** Excerpts from a dataset **
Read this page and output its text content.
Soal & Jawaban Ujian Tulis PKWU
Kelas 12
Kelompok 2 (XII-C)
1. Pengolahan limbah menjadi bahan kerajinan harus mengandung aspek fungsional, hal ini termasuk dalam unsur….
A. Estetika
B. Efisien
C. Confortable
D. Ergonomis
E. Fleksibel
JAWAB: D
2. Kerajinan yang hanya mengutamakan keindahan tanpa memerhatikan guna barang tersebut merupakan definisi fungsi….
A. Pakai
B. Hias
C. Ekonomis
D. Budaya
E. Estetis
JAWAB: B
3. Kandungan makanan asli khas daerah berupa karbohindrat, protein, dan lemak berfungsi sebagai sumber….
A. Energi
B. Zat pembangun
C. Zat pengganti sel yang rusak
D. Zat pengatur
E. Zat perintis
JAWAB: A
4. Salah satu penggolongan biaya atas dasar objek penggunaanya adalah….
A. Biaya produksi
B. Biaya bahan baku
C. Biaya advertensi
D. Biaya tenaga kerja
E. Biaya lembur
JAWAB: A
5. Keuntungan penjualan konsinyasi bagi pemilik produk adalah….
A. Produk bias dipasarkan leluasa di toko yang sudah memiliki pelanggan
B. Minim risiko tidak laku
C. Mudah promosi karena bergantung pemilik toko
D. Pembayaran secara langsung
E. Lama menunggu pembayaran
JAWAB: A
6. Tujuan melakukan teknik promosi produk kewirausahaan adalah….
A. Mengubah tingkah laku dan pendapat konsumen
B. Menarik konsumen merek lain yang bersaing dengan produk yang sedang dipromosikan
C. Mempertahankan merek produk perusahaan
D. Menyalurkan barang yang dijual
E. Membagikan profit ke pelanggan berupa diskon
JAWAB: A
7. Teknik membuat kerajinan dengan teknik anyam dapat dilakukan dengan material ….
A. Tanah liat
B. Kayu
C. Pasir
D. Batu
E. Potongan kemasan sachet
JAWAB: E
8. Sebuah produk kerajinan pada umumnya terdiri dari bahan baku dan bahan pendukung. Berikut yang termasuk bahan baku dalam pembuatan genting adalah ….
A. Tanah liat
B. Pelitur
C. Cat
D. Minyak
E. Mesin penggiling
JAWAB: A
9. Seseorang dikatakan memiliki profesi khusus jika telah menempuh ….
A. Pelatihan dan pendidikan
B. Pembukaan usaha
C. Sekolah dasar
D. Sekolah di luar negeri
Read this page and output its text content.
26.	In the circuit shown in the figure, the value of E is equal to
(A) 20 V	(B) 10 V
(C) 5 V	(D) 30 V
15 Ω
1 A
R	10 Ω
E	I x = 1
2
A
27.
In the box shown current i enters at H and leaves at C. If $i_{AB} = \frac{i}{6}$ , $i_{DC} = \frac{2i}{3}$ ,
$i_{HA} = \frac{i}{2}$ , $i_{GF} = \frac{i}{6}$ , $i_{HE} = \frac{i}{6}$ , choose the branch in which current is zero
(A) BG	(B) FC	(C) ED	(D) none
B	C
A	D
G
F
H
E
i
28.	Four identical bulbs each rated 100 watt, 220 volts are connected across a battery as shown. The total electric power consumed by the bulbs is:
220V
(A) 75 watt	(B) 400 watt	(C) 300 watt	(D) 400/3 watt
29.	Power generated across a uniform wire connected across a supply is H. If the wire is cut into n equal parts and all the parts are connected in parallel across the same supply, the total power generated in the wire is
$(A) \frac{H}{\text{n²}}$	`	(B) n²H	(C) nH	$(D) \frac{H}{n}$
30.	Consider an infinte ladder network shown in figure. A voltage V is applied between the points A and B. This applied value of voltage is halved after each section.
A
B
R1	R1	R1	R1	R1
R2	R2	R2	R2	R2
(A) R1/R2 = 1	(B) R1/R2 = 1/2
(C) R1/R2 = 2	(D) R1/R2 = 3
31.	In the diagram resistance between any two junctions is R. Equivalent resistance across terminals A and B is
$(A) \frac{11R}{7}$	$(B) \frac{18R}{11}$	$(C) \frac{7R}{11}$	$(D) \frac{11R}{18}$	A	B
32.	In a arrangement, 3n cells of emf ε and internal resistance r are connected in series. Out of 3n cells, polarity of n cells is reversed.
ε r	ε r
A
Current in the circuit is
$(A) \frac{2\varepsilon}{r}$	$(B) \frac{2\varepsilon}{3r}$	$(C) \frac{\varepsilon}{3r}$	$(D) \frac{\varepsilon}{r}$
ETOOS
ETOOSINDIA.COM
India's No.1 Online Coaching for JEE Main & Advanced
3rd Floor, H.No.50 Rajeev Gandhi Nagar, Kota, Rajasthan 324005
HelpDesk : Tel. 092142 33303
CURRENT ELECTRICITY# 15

** How to complete this task **
The lines above that hold "total" are the result; show every one of them.

** Written response **
28.	Four identical bulbs each rated 100 watt, 220 volts are connected across a battery as shown. The total electric power consumed by the bulbs is:
29.	Power generated across a uniform wire connected across a supply is H. If the wire is cut into n equal parts and all the parts are connected in parallel across the same supply, the total power generated in the wire is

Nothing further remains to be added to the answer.